- _Directive_: Collect every line below that contains the word "hinzufügen".
### Supplied data ###
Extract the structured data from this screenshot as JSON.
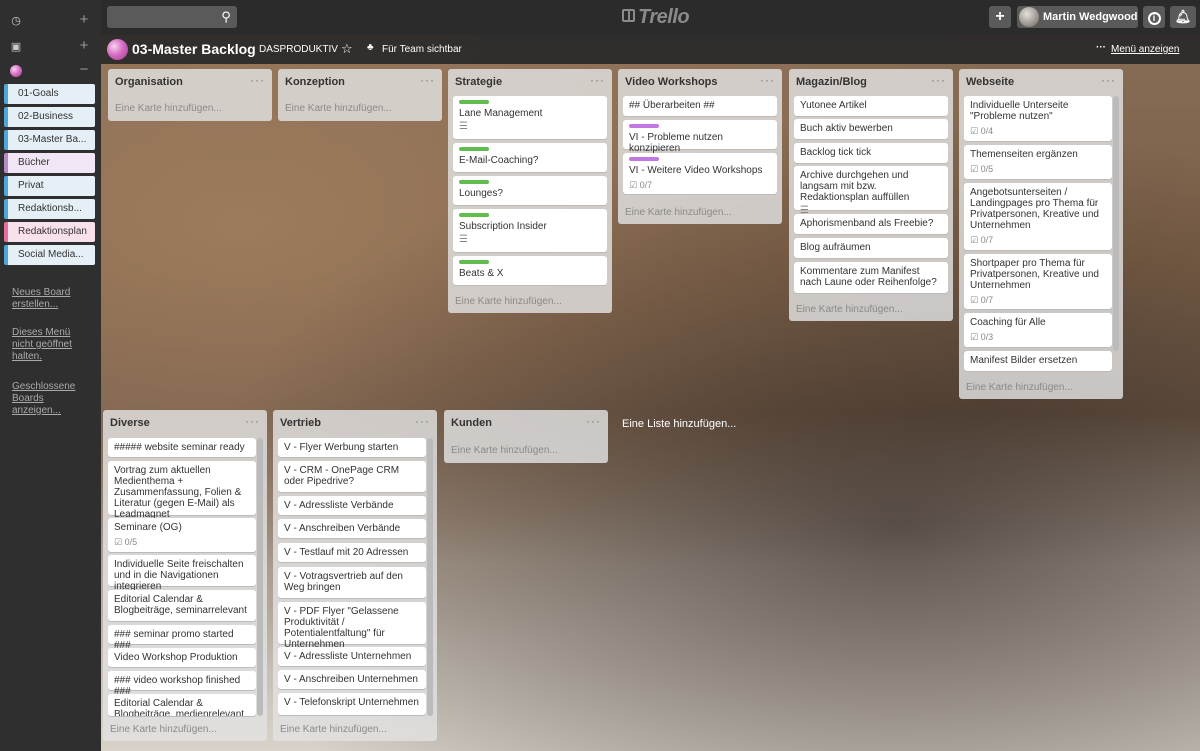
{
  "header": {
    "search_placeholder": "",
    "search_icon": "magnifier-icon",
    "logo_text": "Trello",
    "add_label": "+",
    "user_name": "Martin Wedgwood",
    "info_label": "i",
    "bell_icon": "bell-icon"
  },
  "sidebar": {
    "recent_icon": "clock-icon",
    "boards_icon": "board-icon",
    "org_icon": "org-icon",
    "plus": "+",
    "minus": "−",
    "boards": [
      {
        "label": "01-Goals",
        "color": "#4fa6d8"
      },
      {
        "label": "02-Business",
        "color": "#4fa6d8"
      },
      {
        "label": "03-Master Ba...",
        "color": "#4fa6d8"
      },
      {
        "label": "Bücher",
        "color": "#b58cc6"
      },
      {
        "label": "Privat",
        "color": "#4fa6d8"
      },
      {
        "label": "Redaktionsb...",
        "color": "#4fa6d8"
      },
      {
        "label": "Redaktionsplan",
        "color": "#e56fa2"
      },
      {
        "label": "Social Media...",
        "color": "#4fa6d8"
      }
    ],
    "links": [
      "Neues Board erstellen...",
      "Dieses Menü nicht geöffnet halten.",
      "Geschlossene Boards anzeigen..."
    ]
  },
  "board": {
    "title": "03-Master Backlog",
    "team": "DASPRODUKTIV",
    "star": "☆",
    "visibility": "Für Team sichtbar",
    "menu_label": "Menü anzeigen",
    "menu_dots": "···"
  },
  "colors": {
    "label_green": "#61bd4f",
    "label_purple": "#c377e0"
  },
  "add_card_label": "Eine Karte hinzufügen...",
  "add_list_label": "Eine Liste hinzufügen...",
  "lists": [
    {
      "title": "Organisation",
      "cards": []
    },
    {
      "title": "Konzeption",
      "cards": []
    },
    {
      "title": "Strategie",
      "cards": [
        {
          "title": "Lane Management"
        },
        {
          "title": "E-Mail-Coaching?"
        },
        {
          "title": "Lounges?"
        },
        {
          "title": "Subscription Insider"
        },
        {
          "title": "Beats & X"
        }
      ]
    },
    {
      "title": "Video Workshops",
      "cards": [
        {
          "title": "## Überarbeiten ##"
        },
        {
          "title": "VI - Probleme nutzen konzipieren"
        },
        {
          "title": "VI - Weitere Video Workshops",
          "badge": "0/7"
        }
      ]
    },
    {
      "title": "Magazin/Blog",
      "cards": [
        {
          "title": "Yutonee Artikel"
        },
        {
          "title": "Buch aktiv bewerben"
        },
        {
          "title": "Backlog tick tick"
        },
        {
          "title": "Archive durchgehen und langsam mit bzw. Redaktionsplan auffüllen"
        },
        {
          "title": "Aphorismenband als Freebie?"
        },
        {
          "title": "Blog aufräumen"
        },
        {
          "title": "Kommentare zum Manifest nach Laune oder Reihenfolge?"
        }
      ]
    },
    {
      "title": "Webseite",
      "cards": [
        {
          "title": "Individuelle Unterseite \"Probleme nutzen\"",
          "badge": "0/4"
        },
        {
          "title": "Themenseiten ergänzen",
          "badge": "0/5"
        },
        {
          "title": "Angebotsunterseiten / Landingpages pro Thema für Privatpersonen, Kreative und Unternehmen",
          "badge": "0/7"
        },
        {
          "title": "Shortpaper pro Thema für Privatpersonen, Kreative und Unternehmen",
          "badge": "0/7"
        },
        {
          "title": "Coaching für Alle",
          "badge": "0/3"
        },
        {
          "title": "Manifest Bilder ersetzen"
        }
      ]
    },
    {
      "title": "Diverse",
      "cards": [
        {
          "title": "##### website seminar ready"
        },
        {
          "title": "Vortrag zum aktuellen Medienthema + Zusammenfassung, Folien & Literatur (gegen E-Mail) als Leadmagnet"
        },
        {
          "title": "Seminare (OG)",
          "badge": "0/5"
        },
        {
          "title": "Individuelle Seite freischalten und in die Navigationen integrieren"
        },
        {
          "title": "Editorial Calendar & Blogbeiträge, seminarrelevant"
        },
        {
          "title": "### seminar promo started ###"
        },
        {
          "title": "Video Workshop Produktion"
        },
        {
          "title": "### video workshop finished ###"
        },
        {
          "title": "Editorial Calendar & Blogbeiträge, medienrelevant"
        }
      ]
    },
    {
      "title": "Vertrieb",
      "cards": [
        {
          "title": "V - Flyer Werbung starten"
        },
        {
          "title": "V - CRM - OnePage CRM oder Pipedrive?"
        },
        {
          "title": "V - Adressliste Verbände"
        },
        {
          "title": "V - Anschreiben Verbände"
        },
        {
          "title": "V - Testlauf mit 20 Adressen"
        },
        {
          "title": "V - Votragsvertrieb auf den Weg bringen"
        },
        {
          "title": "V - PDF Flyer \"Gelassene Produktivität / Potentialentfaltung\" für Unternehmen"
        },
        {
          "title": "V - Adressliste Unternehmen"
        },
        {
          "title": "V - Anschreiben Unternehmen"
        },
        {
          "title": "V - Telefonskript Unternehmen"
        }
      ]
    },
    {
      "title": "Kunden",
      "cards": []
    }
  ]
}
###
### Supplied data ###
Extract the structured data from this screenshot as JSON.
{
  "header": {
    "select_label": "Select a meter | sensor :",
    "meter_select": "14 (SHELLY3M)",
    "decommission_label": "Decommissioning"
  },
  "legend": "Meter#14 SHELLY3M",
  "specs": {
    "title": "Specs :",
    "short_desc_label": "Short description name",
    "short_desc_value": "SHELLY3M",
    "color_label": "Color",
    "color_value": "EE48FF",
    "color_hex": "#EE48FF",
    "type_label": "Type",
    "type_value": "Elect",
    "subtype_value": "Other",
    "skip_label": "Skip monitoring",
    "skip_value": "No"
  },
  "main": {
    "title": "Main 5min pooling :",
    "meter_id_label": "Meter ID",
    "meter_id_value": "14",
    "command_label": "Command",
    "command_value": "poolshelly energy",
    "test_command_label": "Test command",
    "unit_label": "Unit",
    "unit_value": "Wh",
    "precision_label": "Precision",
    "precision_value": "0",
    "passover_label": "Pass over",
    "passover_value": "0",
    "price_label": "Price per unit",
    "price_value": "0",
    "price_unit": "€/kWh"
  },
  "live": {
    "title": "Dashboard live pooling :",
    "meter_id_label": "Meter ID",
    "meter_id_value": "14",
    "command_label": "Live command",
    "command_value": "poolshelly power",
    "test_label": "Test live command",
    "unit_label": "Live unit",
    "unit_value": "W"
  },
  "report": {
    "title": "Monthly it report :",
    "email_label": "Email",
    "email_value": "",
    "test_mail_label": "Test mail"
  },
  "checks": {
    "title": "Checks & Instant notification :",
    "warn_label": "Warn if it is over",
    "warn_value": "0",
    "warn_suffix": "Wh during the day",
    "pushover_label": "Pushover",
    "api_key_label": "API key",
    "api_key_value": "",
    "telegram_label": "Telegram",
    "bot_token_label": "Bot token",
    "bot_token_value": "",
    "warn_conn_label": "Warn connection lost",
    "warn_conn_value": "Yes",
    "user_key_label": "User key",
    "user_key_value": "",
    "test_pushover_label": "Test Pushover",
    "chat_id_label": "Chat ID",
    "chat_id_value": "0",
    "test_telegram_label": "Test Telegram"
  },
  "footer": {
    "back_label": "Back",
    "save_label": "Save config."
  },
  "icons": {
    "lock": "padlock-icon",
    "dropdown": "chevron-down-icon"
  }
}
###
- _Answer for the task_:
  "add_card_label": "Eine Karte hinzufügen...",
  "add_list_label": "Eine Liste hinzufügen...",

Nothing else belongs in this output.